| GIVEN PROBLEM |
Single out each line with the word "modern" and copy it.

| SUPPLIED ENTRIES |
┌──

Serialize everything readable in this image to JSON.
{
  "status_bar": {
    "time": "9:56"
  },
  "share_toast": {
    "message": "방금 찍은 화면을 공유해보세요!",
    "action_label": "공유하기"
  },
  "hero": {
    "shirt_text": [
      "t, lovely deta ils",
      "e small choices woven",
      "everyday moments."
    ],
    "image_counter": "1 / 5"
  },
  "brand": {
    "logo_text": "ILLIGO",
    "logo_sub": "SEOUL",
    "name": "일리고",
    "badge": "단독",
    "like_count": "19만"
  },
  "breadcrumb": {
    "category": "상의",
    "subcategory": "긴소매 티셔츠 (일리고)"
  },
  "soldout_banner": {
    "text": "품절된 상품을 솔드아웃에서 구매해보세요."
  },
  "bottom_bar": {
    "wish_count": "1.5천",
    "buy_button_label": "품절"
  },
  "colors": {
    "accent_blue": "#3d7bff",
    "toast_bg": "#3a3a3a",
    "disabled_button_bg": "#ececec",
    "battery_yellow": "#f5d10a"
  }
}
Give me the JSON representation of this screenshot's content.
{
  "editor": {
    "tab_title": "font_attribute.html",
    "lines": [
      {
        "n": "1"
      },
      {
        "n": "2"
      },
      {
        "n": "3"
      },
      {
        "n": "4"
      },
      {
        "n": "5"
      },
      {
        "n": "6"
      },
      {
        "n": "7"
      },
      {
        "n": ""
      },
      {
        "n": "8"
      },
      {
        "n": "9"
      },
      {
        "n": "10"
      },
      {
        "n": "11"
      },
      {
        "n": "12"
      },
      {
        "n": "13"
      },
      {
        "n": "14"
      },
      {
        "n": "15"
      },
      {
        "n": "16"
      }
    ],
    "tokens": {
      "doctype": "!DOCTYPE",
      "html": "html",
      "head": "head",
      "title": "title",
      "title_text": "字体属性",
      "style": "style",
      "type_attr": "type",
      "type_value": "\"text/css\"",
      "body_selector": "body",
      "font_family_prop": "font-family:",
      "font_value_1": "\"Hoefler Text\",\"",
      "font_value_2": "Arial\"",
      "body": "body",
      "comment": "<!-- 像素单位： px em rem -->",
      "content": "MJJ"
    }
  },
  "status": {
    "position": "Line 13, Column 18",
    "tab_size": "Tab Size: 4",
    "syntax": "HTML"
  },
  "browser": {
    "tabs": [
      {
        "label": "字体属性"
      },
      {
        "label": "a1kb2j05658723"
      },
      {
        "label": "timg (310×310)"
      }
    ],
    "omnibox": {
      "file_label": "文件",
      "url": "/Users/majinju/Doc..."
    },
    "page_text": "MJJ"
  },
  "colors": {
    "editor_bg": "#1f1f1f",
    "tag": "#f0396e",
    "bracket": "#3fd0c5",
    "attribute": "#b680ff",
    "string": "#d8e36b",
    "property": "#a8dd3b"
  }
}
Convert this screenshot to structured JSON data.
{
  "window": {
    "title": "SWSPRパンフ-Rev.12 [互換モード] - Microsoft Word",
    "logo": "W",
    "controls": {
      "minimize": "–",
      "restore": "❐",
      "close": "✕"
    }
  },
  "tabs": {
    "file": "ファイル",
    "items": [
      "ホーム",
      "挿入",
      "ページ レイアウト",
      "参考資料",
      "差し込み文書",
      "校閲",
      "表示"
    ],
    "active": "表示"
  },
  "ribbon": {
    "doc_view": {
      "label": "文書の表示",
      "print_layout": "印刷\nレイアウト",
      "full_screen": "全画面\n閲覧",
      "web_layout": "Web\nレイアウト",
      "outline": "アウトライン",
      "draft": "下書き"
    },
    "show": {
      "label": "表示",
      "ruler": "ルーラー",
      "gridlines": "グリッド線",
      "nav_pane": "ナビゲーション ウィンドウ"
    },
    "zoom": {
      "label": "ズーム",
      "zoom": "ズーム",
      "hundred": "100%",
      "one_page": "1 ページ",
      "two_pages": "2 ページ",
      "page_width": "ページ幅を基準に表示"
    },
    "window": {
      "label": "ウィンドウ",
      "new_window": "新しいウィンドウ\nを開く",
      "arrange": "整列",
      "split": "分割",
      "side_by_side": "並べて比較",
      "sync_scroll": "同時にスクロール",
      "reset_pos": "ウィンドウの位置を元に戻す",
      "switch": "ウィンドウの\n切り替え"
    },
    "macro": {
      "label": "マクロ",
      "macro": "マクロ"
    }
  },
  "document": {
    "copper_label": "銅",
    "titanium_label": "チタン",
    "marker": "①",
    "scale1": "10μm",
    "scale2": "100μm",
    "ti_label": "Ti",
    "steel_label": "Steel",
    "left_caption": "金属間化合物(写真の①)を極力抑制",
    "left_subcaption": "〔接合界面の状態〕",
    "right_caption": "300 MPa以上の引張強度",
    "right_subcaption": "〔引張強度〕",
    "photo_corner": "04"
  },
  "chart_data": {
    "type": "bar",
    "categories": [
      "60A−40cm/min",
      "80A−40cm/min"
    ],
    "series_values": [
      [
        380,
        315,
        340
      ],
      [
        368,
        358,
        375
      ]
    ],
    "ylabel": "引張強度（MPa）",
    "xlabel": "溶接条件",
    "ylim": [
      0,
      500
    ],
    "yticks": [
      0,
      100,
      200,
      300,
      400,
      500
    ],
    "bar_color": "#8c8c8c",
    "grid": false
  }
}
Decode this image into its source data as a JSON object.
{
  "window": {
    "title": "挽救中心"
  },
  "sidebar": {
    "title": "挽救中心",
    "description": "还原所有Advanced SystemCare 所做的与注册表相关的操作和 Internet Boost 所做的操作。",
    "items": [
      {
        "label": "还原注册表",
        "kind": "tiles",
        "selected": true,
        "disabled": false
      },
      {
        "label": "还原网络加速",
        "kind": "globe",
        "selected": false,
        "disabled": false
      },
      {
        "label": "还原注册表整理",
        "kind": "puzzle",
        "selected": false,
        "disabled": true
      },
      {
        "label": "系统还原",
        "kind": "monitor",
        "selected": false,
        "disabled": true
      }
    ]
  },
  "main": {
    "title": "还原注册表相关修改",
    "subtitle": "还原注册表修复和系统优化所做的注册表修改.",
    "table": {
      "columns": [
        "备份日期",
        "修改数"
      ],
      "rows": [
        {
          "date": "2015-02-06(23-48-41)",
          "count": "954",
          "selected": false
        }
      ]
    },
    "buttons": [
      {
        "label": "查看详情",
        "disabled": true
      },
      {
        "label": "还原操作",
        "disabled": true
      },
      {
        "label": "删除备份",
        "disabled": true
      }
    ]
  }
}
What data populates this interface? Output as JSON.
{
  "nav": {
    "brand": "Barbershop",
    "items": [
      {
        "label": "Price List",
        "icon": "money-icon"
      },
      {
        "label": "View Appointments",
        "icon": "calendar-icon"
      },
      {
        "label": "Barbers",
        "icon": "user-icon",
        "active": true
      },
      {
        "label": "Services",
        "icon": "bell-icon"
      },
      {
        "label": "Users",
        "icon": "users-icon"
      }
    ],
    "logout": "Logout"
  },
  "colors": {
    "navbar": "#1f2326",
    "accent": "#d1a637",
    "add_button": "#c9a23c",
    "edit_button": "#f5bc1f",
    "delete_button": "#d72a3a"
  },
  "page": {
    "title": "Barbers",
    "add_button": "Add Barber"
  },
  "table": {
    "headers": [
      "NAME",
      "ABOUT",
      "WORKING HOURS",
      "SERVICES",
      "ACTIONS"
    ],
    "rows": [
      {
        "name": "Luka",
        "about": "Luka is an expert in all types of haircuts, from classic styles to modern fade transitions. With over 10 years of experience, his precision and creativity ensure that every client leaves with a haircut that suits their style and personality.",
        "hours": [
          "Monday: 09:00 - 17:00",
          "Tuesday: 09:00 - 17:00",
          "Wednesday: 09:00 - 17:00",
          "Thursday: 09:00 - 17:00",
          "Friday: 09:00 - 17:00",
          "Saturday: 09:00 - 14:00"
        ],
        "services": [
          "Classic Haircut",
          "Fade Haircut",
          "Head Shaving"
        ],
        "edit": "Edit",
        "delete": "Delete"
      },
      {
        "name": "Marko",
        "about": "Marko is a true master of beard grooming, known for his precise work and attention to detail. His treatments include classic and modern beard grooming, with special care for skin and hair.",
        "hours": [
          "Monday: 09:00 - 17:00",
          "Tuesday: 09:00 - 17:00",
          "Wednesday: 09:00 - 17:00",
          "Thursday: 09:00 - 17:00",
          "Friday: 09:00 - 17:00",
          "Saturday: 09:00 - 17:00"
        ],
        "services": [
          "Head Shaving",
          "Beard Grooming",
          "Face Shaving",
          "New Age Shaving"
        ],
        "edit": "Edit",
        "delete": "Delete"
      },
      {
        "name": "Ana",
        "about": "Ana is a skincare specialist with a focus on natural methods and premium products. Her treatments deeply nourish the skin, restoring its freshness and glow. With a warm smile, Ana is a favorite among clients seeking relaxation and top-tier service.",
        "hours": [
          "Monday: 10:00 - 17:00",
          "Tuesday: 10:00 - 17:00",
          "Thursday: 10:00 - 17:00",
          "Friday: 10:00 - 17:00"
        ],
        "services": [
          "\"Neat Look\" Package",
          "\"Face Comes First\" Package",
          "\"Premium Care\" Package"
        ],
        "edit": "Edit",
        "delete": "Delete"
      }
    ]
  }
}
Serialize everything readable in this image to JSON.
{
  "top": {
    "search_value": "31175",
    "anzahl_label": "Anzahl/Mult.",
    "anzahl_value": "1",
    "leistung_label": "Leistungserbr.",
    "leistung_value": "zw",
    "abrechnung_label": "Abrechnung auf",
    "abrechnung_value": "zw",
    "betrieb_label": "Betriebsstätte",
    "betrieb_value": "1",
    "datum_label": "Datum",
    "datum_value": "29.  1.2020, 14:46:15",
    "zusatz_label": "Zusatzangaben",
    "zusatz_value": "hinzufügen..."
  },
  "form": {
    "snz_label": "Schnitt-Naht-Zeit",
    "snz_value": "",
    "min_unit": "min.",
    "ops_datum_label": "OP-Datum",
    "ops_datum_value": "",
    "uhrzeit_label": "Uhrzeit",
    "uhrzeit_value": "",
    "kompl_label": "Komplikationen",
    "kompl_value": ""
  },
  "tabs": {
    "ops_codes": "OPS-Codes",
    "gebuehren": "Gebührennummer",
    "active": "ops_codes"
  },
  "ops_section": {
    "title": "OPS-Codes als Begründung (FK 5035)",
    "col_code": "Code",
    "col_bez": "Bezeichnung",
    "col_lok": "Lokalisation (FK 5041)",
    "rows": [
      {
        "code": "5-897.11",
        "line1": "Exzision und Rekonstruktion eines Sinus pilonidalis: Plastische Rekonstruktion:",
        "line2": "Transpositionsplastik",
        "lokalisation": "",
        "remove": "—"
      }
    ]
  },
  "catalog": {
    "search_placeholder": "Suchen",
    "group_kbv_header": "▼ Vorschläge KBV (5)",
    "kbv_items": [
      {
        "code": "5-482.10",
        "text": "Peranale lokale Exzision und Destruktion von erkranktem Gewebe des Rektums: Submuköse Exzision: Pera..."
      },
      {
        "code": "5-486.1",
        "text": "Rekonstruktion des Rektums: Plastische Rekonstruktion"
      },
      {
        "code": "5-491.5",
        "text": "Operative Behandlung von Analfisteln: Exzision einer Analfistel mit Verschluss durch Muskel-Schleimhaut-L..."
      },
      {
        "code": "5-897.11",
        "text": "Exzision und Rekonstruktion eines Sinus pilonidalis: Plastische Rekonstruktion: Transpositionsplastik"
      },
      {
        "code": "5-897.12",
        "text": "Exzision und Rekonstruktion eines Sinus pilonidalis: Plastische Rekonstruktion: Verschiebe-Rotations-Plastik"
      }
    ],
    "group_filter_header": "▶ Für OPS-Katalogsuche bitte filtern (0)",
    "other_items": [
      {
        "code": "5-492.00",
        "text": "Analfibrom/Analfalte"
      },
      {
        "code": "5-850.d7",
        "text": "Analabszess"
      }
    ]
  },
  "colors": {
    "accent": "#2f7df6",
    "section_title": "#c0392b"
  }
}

└──

| THE RESPONSE |
        "about": "Luka is an expert in all types of haircuts, from classic styles to modern fade transitions. With over 10 years of experience, his precision and creativity ensure that every client leaves with a haircut that suits their style and personality.",
        "about": "Marko is a true master of beard grooming, known for his precise work and attention to detail. His treatments include classic and modern beard grooming, with special care for skin and hair.",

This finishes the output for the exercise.